* **WRITTEN REQUEST**
Will you transcribe the entries that follow, exactly and in full?

══════════════════════════════

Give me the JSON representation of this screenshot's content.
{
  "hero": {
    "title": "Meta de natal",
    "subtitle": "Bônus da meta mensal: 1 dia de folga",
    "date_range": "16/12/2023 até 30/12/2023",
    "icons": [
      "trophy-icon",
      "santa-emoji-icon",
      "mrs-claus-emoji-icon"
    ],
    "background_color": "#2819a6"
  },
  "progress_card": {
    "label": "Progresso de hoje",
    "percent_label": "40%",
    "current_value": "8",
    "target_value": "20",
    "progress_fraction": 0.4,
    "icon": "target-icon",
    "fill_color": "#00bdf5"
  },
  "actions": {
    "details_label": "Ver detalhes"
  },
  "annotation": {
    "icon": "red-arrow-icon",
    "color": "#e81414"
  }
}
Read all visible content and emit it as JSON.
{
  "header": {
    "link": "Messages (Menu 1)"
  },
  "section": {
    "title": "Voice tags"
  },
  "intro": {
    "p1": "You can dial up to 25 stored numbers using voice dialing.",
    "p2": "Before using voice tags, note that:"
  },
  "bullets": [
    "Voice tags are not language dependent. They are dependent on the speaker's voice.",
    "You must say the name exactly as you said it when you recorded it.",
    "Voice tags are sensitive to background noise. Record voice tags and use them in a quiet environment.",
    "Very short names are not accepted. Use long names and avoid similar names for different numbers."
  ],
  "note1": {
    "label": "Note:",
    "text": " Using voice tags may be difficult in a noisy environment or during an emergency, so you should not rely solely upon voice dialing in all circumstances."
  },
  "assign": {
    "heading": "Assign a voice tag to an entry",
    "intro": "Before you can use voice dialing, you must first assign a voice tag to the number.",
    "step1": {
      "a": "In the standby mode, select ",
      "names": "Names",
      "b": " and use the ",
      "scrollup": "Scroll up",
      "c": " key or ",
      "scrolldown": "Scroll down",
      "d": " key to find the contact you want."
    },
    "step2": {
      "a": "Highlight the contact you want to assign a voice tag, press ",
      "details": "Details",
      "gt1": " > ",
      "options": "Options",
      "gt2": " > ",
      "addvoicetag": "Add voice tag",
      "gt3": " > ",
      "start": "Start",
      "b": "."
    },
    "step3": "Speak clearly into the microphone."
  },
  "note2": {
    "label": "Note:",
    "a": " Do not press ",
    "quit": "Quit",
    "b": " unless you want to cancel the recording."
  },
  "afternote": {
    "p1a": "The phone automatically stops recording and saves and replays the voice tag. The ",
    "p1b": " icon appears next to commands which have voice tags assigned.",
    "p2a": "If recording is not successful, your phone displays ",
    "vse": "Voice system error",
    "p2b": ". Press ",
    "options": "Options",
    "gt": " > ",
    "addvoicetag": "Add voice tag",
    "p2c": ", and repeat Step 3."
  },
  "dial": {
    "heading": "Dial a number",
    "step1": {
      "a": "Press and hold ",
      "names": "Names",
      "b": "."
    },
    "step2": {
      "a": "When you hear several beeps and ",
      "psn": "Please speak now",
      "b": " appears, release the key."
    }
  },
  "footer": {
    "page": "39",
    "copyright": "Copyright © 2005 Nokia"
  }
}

══════════════════════════════

* **COMPLETED TASK**
Give me the JSON representation of this screenshot's content.
{
  "hero": {
    "title": "Meta de natal",
    "subtitle": "Bônus da meta mensal: 1 dia de folga",
    "date_range": "16/12/2023 até 30/12/2023",
    "icons": [
      "trophy-icon",
      "santa-emoji-icon",
      "mrs-claus-emoji-icon"
    ],
    "background_color": "#2819a6"
  },
  "progress_card": {
    "label": "Progresso de hoje",
    "percent_label": "40%",
    "current_value": "8",
    "target_value": "20",
    "progress_fraction": 0.4,
    "icon": "target-icon",
    "fill_color": "#00bdf5"
  },
  "actions": {
    "details_label": "Ver detalhes"
  },
  "annotation": {
    "icon": "red-arrow-icon",
    "color": "#e81414"
  }
}
Read all visible content and emit it as JSON.
{
  "header": {
    "link": "Messages (Menu 1)"
  },
  "section": {
    "title": "Voice tags"
  },
  "intro": {
    "p1": "You can dial up to 25 stored numbers using voice dialing.",
    "p2": "Before using voice tags, note that:"
  },
  "bullets": [
    "Voice tags are not language dependent. They are dependent on the speaker's voice.",
    "You must say the name exactly as you said it when you recorded it.",
    "Voice tags are sensitive to background noise. Record voice tags and use them in a quiet environment.",
    "Very short names are not accepted. Use long names and avoid similar names for different numbers."
  ],
  "note1": {
    "label": "Note:",
    "text": " Using voice tags may be difficult in a noisy environment or during an emergency, so you should not rely solely upon voice dialing in all circumstances."
  },
  "assign": {
    "heading": "Assign a voice tag to an entry",
    "intro": "Before you can use voice dialing, you must first assign a voice tag to the number.",
    "step1": {
      "a": "In the standby mode, select ",
      "names": "Names",
      "b": " and use the ",
      "scrollup": "Scroll up",
      "c": " key or ",
      "scrolldown": "Scroll down",
      "d": " key to find the contact you want."
    },
    "step2": {
      "a": "Highlight the contact you want to assign a voice tag, press ",
      "details": "Details",
      "gt1": " > ",
      "options": "Options",
      "gt2": " > ",
      "addvoicetag": "Add voice tag",
      "gt3": " > ",
      "start": "Start",
      "b": "."
    },
    "step3": "Speak clearly into the microphone."
  },
  "note2": {
    "label": "Note:",
    "a": " Do not press ",
    "quit": "Quit",
    "b": " unless you want to cancel the recording."
  },
  "afternote": {
    "p1a": "The phone automatically stops recording and saves and replays the voice tag. The ",
    "p1b": " icon appears next to commands which have voice tags assigned.",
    "p2a": "If recording is not successful, your phone displays ",
    "vse": "Voice system error",
    "p2b": ". Press ",
    "options": "Options",
    "gt": " > ",
    "addvoicetag": "Add voice tag",
    "p2c": ", and repeat Step 3."
  },
  "dial": {
    "heading": "Dial a number",
    "step1": {
      "a": "Press and hold ",
      "names": "Names",
      "b": "."
    },
    "step2": {
      "a": "When you hear several beeps and ",
      "psn": "Please speak now",
      "b": " appears, release the key."
    }
  },
  "footer": {
    "page": "39",
    "copyright": "Copyright © 2005 Nokia"
  }
}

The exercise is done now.